==== Supplied entries
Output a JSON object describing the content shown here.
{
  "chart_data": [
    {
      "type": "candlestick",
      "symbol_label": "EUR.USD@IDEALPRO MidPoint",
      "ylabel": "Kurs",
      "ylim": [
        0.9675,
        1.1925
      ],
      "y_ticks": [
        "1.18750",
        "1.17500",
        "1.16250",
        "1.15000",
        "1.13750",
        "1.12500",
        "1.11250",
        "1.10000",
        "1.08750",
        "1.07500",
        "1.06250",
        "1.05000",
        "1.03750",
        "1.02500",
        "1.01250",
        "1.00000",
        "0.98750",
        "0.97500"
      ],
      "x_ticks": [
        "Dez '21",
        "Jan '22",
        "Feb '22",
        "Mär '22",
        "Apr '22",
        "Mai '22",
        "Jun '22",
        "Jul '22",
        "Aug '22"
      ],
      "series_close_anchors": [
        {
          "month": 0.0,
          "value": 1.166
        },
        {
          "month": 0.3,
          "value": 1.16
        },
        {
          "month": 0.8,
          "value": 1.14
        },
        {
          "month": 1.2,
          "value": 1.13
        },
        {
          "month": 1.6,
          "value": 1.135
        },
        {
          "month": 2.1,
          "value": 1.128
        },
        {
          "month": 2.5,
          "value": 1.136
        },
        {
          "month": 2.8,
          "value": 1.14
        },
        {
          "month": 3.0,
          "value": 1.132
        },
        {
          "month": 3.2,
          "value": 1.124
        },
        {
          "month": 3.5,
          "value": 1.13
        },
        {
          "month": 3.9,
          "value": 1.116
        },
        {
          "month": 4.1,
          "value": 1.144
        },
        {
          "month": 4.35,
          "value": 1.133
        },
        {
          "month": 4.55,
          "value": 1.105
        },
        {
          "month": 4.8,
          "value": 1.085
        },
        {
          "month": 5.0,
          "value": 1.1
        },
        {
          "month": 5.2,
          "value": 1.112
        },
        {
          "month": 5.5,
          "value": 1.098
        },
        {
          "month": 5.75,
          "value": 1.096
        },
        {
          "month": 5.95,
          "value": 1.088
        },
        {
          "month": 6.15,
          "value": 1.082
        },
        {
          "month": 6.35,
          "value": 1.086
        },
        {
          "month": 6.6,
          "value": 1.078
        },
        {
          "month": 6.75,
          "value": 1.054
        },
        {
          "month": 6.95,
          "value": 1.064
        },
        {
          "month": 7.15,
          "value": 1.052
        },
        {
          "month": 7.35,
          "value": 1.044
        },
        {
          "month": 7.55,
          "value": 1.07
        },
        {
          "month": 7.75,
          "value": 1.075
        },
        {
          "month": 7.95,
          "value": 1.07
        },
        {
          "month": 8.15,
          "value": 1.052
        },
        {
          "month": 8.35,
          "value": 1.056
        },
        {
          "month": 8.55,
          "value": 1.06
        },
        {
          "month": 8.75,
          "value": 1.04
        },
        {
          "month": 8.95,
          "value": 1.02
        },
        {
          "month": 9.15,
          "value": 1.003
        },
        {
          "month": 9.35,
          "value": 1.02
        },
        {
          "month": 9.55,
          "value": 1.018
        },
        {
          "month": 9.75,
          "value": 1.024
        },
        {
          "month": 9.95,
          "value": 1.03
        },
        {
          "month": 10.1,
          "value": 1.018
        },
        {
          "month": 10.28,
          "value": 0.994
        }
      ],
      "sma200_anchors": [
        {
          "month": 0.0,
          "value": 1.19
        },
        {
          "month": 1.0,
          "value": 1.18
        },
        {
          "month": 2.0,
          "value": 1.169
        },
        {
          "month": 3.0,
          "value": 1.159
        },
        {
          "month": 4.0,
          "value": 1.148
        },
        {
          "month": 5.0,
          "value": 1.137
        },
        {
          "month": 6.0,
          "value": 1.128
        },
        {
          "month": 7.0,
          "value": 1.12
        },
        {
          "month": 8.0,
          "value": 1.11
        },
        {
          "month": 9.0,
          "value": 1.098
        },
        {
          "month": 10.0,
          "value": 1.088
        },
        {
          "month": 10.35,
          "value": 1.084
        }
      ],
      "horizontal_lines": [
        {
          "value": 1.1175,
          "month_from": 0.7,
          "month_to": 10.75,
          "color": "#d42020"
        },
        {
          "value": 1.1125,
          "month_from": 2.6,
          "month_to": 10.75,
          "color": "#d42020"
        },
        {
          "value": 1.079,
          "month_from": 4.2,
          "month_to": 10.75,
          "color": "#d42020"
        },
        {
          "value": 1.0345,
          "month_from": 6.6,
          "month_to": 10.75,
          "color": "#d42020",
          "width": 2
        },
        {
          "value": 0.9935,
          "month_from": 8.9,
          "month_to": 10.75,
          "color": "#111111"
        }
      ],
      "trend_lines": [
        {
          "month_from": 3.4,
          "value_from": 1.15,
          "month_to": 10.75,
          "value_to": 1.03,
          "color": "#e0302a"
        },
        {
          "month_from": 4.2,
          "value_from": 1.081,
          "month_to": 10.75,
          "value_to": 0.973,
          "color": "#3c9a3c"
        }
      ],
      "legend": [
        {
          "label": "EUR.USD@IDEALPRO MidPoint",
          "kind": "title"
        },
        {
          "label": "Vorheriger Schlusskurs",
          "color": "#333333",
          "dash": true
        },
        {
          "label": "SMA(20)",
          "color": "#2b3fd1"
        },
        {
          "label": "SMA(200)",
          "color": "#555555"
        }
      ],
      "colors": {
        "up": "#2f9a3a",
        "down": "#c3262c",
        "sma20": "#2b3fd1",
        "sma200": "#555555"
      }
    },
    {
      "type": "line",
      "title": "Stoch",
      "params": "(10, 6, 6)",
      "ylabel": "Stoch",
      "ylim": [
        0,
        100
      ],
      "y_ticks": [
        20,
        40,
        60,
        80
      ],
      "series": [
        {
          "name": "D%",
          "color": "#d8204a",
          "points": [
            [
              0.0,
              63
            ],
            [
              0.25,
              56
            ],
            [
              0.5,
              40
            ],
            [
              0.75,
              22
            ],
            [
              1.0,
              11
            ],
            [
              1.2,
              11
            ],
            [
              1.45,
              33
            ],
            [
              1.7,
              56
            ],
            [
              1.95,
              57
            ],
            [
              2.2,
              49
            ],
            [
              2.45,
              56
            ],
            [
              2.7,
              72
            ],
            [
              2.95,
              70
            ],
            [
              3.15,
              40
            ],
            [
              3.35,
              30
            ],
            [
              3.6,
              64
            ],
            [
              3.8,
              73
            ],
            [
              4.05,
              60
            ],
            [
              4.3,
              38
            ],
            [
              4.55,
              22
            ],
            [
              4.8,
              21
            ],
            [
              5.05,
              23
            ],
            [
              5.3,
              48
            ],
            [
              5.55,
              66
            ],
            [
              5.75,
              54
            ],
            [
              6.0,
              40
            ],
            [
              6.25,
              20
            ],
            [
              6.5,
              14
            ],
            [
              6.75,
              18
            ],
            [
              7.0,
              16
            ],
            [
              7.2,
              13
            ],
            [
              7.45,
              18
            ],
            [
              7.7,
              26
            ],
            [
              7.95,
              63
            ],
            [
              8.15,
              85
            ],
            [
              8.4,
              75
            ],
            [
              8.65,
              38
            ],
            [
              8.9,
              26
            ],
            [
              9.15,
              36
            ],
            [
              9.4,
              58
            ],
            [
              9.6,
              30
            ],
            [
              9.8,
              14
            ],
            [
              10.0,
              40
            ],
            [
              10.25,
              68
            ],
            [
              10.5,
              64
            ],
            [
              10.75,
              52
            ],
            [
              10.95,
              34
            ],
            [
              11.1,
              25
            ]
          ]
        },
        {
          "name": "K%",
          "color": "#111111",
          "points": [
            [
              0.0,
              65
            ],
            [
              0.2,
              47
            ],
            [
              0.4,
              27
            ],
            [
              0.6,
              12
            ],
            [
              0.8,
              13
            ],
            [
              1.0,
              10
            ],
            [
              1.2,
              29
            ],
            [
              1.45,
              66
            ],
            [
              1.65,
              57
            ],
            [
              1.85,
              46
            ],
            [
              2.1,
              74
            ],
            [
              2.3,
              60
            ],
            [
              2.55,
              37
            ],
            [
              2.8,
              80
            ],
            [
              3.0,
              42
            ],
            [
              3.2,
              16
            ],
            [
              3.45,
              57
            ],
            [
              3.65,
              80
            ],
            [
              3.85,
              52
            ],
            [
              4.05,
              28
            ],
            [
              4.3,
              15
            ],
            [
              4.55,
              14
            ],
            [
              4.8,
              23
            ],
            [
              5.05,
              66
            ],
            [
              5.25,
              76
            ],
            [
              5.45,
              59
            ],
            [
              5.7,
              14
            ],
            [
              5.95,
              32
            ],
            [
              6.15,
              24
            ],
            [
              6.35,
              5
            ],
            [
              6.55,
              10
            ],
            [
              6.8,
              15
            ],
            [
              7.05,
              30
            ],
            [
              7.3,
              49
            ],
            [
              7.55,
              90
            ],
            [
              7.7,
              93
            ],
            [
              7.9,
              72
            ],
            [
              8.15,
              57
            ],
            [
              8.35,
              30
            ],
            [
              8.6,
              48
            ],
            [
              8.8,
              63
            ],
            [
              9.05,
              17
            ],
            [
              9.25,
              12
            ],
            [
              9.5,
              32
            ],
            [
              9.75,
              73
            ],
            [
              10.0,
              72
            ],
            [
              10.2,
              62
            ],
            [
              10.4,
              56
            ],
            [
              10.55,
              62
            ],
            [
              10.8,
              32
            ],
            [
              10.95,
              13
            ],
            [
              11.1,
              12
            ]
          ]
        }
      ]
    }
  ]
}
========
Write out every line of the data that holds the word "IDEALPRO".

      "symbol_label": "EUR.USD@IDEALPRO MidPoint",
          "label": "EUR.USD@IDEALPRO MidPoint",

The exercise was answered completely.